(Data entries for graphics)
▶

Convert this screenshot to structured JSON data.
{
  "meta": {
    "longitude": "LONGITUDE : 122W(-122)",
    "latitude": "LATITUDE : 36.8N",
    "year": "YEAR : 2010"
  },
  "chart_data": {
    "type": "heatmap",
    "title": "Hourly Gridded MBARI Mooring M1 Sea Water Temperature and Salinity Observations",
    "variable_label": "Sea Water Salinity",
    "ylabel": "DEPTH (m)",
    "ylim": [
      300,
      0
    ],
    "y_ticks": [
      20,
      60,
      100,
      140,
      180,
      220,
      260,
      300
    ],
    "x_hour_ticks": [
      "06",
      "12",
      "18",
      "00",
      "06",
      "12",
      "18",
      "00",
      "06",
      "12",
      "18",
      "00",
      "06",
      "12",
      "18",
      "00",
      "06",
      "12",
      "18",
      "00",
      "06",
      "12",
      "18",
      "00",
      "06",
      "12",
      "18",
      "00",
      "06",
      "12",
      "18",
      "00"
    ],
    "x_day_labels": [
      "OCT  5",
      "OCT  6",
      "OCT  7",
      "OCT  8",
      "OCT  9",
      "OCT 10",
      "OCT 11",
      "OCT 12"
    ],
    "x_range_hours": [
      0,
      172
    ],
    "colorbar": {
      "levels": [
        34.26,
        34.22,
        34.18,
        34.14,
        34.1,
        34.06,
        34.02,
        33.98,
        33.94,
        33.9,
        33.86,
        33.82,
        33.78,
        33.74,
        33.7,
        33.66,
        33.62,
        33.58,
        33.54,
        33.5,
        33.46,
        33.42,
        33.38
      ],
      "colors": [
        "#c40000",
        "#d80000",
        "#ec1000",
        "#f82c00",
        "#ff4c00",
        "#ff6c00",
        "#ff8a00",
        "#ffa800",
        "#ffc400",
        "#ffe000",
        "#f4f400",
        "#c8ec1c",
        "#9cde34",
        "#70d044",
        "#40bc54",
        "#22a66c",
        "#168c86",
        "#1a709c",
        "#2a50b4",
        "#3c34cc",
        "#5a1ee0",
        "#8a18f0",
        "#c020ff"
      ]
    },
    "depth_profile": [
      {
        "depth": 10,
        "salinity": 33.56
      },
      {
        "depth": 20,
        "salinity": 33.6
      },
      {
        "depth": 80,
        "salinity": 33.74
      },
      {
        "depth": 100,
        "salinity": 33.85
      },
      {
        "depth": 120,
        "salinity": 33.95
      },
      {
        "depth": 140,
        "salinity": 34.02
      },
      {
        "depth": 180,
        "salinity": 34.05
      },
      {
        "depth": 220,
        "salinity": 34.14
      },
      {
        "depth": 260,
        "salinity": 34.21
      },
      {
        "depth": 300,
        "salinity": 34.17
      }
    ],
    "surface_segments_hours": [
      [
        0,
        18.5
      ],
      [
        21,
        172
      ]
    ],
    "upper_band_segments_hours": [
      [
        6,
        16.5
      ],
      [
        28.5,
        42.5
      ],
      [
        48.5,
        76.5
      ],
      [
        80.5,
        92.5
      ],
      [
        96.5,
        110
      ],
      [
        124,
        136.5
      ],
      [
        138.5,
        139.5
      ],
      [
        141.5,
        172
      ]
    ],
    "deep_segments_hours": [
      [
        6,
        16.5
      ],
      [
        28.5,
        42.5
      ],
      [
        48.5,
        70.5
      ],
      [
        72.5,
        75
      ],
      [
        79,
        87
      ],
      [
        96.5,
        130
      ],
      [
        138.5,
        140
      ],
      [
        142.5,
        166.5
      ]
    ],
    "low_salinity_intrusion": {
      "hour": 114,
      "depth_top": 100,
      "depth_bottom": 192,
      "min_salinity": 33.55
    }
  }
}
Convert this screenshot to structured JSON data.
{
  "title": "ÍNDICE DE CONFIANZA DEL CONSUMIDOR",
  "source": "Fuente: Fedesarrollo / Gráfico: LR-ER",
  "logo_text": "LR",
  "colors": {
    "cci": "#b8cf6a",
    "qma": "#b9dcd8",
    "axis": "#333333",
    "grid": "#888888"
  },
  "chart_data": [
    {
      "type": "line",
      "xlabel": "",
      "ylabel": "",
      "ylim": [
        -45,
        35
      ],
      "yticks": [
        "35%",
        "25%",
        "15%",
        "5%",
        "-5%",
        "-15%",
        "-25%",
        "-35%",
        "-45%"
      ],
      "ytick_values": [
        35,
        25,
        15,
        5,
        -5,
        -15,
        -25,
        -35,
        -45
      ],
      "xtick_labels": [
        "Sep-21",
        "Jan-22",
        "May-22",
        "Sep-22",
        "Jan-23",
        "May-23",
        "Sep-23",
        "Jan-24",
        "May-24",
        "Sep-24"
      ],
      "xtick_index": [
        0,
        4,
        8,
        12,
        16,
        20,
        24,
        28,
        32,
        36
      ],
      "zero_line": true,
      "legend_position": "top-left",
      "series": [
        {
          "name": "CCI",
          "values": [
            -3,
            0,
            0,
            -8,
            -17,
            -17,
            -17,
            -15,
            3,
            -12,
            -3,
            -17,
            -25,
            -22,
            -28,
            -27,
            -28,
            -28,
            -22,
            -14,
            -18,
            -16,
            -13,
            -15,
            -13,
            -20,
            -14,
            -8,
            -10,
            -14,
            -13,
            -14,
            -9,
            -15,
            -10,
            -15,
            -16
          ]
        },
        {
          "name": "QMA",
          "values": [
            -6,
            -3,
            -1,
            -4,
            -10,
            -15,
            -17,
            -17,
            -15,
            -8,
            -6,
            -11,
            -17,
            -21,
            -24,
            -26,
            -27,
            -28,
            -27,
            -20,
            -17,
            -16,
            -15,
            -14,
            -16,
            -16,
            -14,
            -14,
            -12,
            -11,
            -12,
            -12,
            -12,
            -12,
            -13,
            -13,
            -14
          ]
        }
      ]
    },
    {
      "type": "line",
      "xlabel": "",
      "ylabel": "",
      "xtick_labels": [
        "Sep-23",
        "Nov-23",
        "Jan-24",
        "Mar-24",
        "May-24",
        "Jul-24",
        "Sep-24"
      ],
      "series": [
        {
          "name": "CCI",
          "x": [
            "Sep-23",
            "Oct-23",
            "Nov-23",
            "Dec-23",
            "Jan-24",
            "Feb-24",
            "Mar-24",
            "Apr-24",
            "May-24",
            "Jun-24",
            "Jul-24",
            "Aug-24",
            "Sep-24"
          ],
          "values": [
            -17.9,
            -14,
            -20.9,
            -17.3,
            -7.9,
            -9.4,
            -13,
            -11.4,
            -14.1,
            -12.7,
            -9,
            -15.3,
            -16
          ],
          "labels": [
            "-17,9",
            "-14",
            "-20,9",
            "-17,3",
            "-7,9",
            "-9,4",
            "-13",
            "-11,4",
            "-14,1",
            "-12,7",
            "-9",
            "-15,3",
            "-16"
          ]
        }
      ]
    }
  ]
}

◀

WHAT IS REQUIRED
Print again each line of the listing above, exactly as it appears.

EXERCISE SOLUTION
Convert this screenshot to structured JSON data.
{
  "meta": {
    "longitude": "LONGITUDE : 122W(-122)",
    "latitude": "LATITUDE : 36.8N",
    "year": "YEAR : 2010"
  },
  "chart_data": {
    "type": "heatmap",
    "title": "Hourly Gridded MBARI Mooring M1 Sea Water Temperature and Salinity Observations",
    "variable_label": "Sea Water Salinity",
    "ylabel": "DEPTH (m)",
    "ylim": [
      300,
      0
    ],
    "y_ticks": [
      20,
      60,
      100,
      140,
      180,
      220,
      260,
      300
    ],
    "x_hour_ticks": [
      "06",
      "12",
      "18",
      "00",
      "06",
      "12",
      "18",
      "00",
      "06",
      "12",
      "18",
      "00",
      "06",
      "12",
      "18",
      "00",
      "06",
      "12",
      "18",
      "00",
      "06",
      "12",
      "18",
      "00",
      "06",
      "12",
      "18",
      "00",
      "06",
      "12",
      "18",
      "00"
    ],
    "x_day_labels": [
      "OCT  5",
      "OCT  6",
      "OCT  7",
      "OCT  8",
      "OCT  9",
      "OCT 10",
      "OCT 11",
      "OCT 12"
    ],
    "x_range_hours": [
      0,
      172
    ],
    "colorbar": {
      "levels": [
        34.26,
        34.22,
        34.18,
        34.14,
        34.1,
        34.06,
        34.02,
        33.98,
        33.94,
        33.9,
        33.86,
        33.82,
        33.78,
        33.74,
        33.7,
        33.66,
        33.62,
        33.58,
        33.54,
        33.5,
        33.46,
        33.42,
        33.38
      ],
      "colors": [
        "#c40000",
        "#d80000",
        "#ec1000",
        "#f82c00",
        "#ff4c00",
        "#ff6c00",
        "#ff8a00",
        "#ffa800",
        "#ffc400",
        "#ffe000",
        "#f4f400",
        "#c8ec1c",
        "#9cde34",
        "#70d044",
        "#40bc54",
        "#22a66c",
        "#168c86",
        "#1a709c",
        "#2a50b4",
        "#3c34cc",
        "#5a1ee0",
        "#8a18f0",
        "#c020ff"
      ]
    },
    "depth_profile": [
      {
        "depth": 10,
        "salinity": 33.56
      },
      {
        "depth": 20,
        "salinity": 33.6
      },
      {
        "depth": 80,
        "salinity": 33.74
      },
      {
        "depth": 100,
        "salinity": 33.85
      },
      {
        "depth": 120,
        "salinity": 33.95
      },
      {
        "depth": 140,
        "salinity": 34.02
      },
      {
        "depth": 180,
        "salinity": 34.05
      },
      {
        "depth": 220,
        "salinity": 34.14
      },
      {
        "depth": 260,
        "salinity": 34.21
      },
      {
        "depth": 300,
        "salinity": 34.17
      }
    ],
    "surface_segments_hours": [
      [
        0,
        18.5
      ],
      [
        21,
        172
      ]
    ],
    "upper_band_segments_hours": [
      [
        6,
        16.5
      ],
      [
        28.5,
        42.5
      ],
      [
        48.5,
        76.5
      ],
      [
        80.5,
        92.5
      ],
      [
        96.5,
        110
      ],
      [
        124,
        136.5
      ],
      [
        138.5,
        139.5
      ],
      [
        141.5,
        172
      ]
    ],
    "deep_segments_hours": [
      [
        6,
        16.5
      ],
      [
        28.5,
        42.5
      ],
      [
        48.5,
        70.5
      ],
      [
        72.5,
        75
      ],
      [
        79,
        87
      ],
      [
        96.5,
        130
      ],
      [
        138.5,
        140
      ],
      [
        142.5,
        166.5
      ]
    ],
    "low_salinity_intrusion": {
      "hour": 114,
      "depth_top": 100,
      "depth_bottom": 192,
      "min_salinity": 33.55
    }
  }
}
Convert this screenshot to structured JSON data.
{
  "title": "ÍNDICE DE CONFIANZA DEL CONSUMIDOR",
  "source": "Fuente: Fedesarrollo / Gráfico: LR-ER",
  "logo_text": "LR",
  "colors": {
    "cci": "#b8cf6a",
    "qma": "#b9dcd8",
    "axis": "#333333",
    "grid": "#888888"
  },
  "chart_data": [
    {
      "type": "line",
      "xlabel": "",
      "ylabel": "",
      "ylim": [
        -45,
        35
      ],
      "yticks": [
        "35%",
        "25%",
        "15%",
        "5%",
        "-5%",
        "-15%",
        "-25%",
        "-35%",
        "-45%"
      ],
      "ytick_values": [
        35,
        25,
        15,
        5,
        -5,
        -15,
        -25,
        -35,
        -45
      ],
      "xtick_labels": [
        "Sep-21",
        "Jan-22",
        "May-22",
        "Sep-22",
        "Jan-23",
        "May-23",
        "Sep-23",
        "Jan-24",
        "May-24",
        "Sep-24"
      ],
      "xtick_index": [
        0,
        4,
        8,
        12,
        16,
        20,
        24,
        28,
        32,
        36
      ],
      "zero_line": true,
      "legend_position": "top-left",
      "series": [
        {
          "name": "CCI",
          "values": [
            -3,
            0,
            0,
            -8,
            -17,
            -17,
            -17,
            -15,
            3,
            -12,
            -3,
            -17,
            -25,
            -22,
            -28,
            -27,
            -28,
            -28,
            -22,
            -14,
            -18,
            -16,
            -13,
            -15,
            -13,
            -20,
            -14,
            -8,
            -10,
            -14,
            -13,
            -14,
            -9,
            -15,
            -10,
            -15,
            -16
          ]
        },
        {
          "name": "QMA",
          "values": [
            -6,
            -3,
            -1,
            -4,
            -10,
            -15,
            -17,
            -17,
            -15,
            -8,
            -6,
            -11,
            -17,
            -21,
            -24,
            -26,
            -27,
            -28,
            -27,
            -20,
            -17,
            -16,
            -15,
            -14,
            -16,
            -16,
            -14,
            -14,
            -12,
            -11,
            -12,
            -12,
            -12,
            -12,
            -13,
            -13,
            -14
          ]
        }
      ]
    },
    {
      "type": "line",
      "xlabel": "",
      "ylabel": "",
      "xtick_labels": [
        "Sep-23",
        "Nov-23",
        "Jan-24",
        "Mar-24",
        "May-24",
        "Jul-24",
        "Sep-24"
      ],
      "series": [
        {
          "name": "CCI",
          "x": [
            "Sep-23",
            "Oct-23",
            "Nov-23",
            "Dec-23",
            "Jan-24",
            "Feb-24",
            "Mar-24",
            "Apr-24",
            "May-24",
            "Jun-24",
            "Jul-24",
            "Aug-24",
            "Sep-24"
          ],
          "values": [
            -17.9,
            -14,
            -20.9,
            -17.3,
            -7.9,
            -9.4,
            -13,
            -11.4,
            -14.1,
            -12.7,
            -9,
            -15.3,
            -16
          ],
          "labels": [
            "-17,9",
            "-14",
            "-20,9",
            "-17,3",
            "-7,9",
            "-9,4",
            "-13",
            "-11,4",
            "-14,1",
            "-12,7",
            "-9",
            "-15,3",
            "-16"
          ]
        }
      ]
    }
  ]
}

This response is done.